Input material:
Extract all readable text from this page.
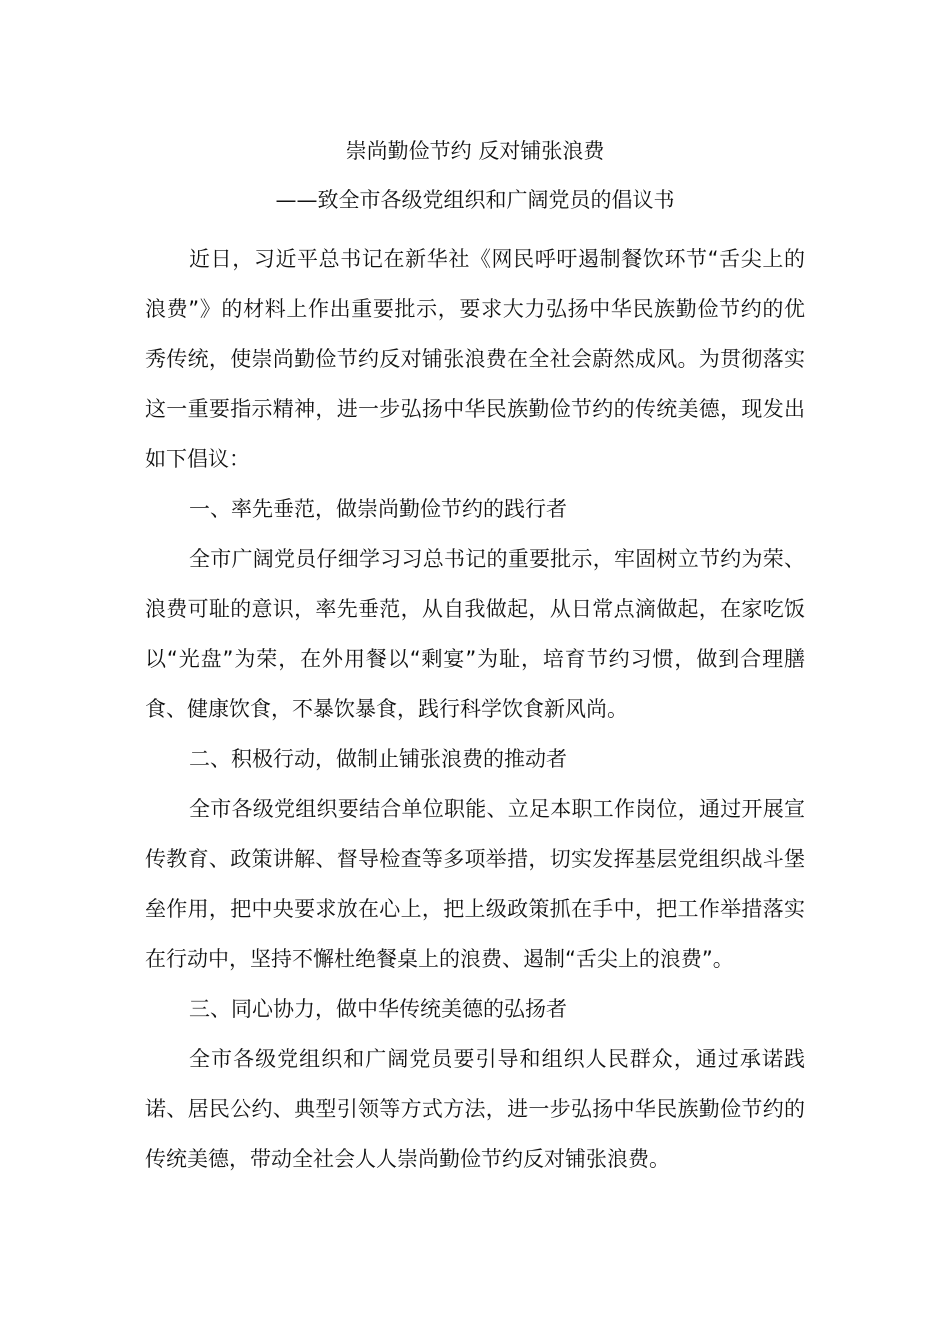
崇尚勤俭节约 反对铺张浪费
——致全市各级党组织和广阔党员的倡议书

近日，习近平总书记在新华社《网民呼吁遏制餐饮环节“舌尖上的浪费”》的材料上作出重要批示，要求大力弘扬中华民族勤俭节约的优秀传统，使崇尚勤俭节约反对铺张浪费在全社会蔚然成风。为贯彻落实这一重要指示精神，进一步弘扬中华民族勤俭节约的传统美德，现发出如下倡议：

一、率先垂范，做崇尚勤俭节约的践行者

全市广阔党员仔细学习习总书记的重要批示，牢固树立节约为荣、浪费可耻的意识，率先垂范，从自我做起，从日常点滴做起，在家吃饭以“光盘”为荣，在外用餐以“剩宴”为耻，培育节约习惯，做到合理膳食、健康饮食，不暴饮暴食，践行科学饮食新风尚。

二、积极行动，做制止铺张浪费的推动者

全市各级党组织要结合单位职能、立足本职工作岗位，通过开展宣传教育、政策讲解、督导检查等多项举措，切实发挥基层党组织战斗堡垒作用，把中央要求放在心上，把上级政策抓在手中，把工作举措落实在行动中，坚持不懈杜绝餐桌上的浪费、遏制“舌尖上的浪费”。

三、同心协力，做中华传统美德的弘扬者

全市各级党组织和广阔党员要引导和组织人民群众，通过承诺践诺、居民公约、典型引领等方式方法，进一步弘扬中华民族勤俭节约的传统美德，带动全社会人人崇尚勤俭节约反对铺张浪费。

Task instructions:
With the pictures omitted, reproduce the records in full and exactly.

Response to this task:
Extract all readable text from this page.
崇尚勤俭节约 反对铺张浪费
——致全市各级党组织和广阔党员的倡议书

近日，习近平总书记在新华社《网民呼吁遏制餐饮环节“舌尖上的浪费”》的材料上作出重要批示，要求大力弘扬中华民族勤俭节约的优秀传统，使崇尚勤俭节约反对铺张浪费在全社会蔚然成风。为贯彻落实这一重要指示精神，进一步弘扬中华民族勤俭节约的传统美德，现发出如下倡议：

一、率先垂范，做崇尚勤俭节约的践行者

全市广阔党员仔细学习习总书记的重要批示，牢固树立节约为荣、浪费可耻的意识，率先垂范，从自我做起，从日常点滴做起，在家吃饭以“光盘”为荣，在外用餐以“剩宴”为耻，培育节约习惯，做到合理膳食、健康饮食，不暴饮暴食，践行科学饮食新风尚。

二、积极行动，做制止铺张浪费的推动者

全市各级党组织要结合单位职能、立足本职工作岗位，通过开展宣传教育、政策讲解、督导检查等多项举措，切实发挥基层党组织战斗堡垒作用，把中央要求放在心上，把上级政策抓在手中，把工作举措落实在行动中，坚持不懈杜绝餐桌上的浪费、遏制“舌尖上的浪费”。

三、同心协力，做中华传统美德的弘扬者

全市各级党组织和广阔党员要引导和组织人民群众，通过承诺践诺、居民公约、典型引领等方式方法，进一步弘扬中华民族勤俭节约的传统美德，带动全社会人人崇尚勤俭节约反对铺张浪费。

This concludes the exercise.